* **What is being asked**:
Search the material for "store" and show all lines that contain it.

* **Items**:
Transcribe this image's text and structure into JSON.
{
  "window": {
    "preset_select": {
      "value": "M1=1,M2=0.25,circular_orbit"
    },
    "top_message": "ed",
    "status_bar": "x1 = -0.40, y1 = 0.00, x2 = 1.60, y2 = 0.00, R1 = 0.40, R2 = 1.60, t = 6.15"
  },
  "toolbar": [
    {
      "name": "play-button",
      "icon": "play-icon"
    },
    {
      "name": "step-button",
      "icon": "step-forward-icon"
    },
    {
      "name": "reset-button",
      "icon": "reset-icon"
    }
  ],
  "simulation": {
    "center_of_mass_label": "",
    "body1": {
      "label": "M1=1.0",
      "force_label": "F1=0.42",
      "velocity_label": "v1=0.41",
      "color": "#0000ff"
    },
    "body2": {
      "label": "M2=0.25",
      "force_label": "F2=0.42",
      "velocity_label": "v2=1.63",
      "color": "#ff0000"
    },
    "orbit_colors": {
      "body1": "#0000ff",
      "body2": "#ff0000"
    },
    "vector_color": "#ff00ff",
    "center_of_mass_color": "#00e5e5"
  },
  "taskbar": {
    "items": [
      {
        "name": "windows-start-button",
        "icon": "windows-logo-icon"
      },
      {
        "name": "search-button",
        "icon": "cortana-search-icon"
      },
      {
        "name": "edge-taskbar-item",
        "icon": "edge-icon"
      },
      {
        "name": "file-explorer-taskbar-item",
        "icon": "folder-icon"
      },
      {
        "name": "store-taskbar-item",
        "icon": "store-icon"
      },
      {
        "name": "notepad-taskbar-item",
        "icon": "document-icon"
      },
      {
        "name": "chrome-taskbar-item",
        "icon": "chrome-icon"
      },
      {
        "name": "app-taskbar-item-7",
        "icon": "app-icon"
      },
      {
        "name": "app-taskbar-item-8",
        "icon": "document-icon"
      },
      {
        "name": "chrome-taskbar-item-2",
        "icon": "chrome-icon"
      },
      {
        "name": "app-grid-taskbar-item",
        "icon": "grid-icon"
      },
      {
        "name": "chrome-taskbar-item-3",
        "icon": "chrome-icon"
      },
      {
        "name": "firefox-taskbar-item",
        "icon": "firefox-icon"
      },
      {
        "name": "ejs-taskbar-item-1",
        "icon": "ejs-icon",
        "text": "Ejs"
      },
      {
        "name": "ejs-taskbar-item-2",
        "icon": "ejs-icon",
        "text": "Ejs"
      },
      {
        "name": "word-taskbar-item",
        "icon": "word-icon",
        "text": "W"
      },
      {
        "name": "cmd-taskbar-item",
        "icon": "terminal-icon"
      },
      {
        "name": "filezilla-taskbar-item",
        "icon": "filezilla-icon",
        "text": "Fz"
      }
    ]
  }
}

---

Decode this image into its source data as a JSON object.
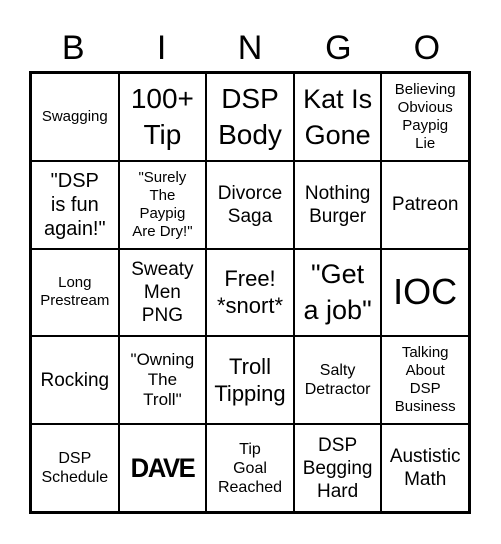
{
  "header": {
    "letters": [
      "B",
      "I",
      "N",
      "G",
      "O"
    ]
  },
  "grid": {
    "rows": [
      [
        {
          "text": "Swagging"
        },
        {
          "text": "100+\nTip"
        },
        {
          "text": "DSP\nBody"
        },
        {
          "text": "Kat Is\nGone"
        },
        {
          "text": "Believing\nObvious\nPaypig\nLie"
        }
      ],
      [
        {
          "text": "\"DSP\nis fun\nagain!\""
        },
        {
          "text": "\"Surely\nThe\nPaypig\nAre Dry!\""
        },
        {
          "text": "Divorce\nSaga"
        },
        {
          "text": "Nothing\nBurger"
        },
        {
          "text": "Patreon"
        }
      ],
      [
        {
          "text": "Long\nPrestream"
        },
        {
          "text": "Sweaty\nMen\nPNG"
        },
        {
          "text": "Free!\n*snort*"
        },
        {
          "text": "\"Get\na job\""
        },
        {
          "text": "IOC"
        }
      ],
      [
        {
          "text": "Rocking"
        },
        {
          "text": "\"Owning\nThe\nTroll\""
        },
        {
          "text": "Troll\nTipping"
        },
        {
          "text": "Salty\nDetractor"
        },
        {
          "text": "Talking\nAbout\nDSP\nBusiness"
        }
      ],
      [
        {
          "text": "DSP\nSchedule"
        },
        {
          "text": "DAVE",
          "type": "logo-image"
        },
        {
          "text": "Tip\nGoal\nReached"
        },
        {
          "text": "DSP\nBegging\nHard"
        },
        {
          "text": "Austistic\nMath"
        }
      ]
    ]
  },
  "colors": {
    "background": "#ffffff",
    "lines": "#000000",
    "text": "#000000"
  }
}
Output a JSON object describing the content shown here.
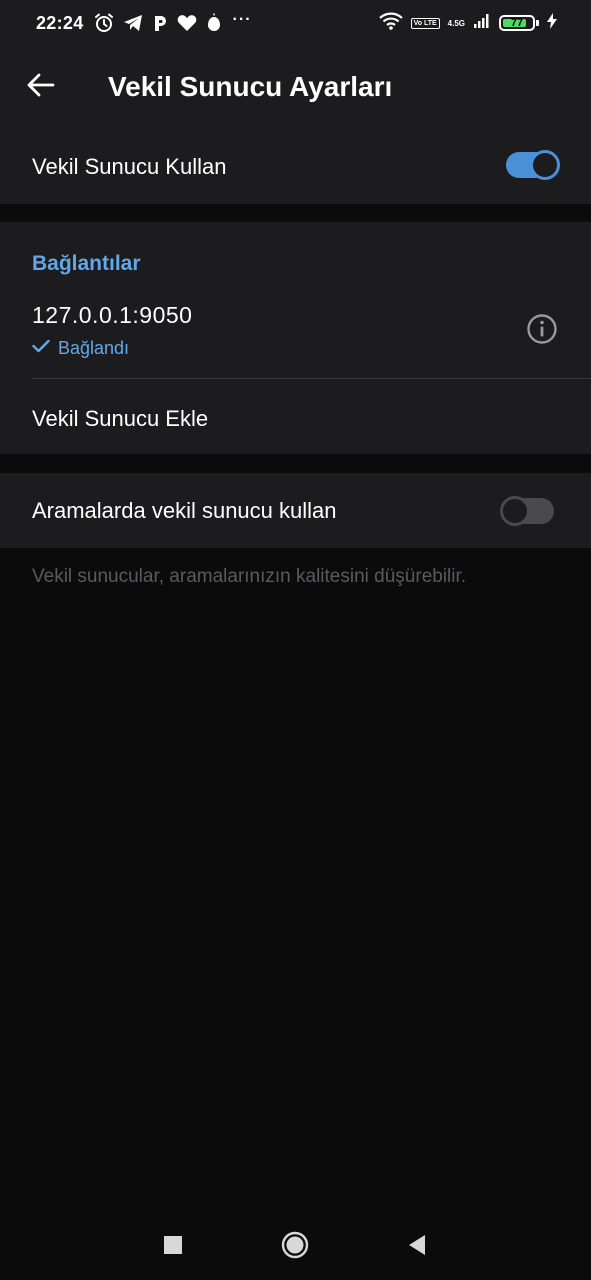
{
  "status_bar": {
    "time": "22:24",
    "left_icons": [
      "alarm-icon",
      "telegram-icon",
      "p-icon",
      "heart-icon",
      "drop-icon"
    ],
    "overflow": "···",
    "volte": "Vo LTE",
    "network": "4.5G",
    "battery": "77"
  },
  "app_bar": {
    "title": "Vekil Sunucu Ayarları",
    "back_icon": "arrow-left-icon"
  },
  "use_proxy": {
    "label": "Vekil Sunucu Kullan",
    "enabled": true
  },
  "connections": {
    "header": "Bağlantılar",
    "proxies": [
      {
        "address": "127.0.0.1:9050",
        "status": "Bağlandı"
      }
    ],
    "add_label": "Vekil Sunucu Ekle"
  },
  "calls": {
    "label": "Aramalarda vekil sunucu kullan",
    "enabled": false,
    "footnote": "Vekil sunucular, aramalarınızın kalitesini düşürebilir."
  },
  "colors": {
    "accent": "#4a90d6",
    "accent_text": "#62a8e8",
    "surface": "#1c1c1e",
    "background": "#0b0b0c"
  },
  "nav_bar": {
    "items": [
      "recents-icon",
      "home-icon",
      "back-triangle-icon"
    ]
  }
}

* **Result for this exercise**:
        "name": "store-taskbar-item",
        "icon": "store-icon"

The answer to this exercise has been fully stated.